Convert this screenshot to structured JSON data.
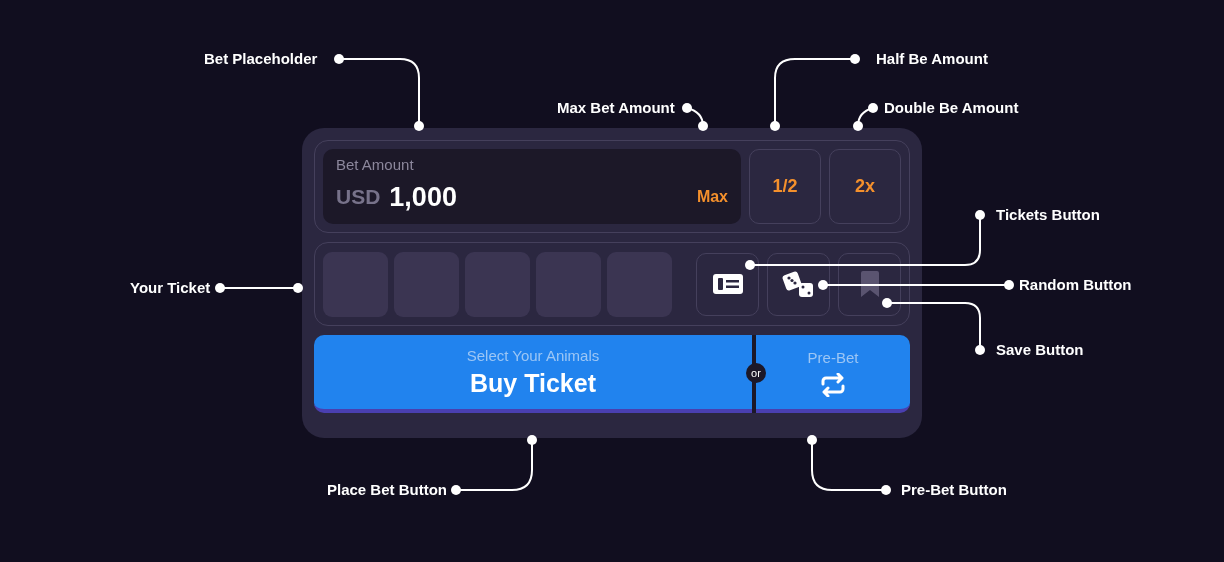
{
  "bet": {
    "label": "Bet Amount",
    "currency": "USD",
    "amount": "1,000",
    "max": "Max"
  },
  "quick_buttons": [
    {
      "label": "1/2"
    },
    {
      "label": "2x"
    }
  ],
  "ticket_slots": [
    {
      "kind": "empty"
    },
    {
      "kind": "empty"
    },
    {
      "kind": "empty"
    },
    {
      "kind": "empty"
    },
    {
      "kind": "empty"
    }
  ],
  "tools": [
    {
      "kind": "tickets",
      "disabled": false
    },
    {
      "kind": "random",
      "disabled": false
    },
    {
      "kind": "save",
      "disabled": true
    }
  ],
  "buy": {
    "hint": "Select Your Animals",
    "label": "Buy Ticket"
  },
  "separator": "or",
  "pre_bet": {
    "hint": "Pre-Bet"
  },
  "annotations": [
    {
      "label": "Bet Placeholder"
    },
    {
      "label": "Max Bet Amount"
    },
    {
      "label": "Half Be Amount"
    },
    {
      "label": "Double Be Amount"
    },
    {
      "label": "Tickets Button"
    },
    {
      "label": "Random Button"
    },
    {
      "label": "Save Button"
    },
    {
      "label": "Your Ticket"
    },
    {
      "label": "Place Bet Button"
    },
    {
      "label": "Pre-Bet Button"
    }
  ]
}
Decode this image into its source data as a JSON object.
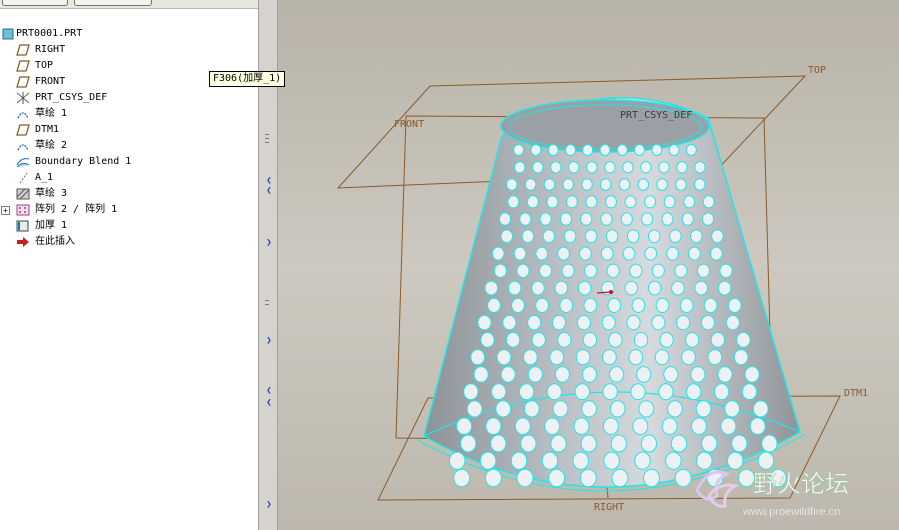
━━━━
#### Set task
Set out every line from the material that contains the string "data".

#### Written solution
Convert this screenshot to structured JSON data.
Decode this image into its source data as a JSON object.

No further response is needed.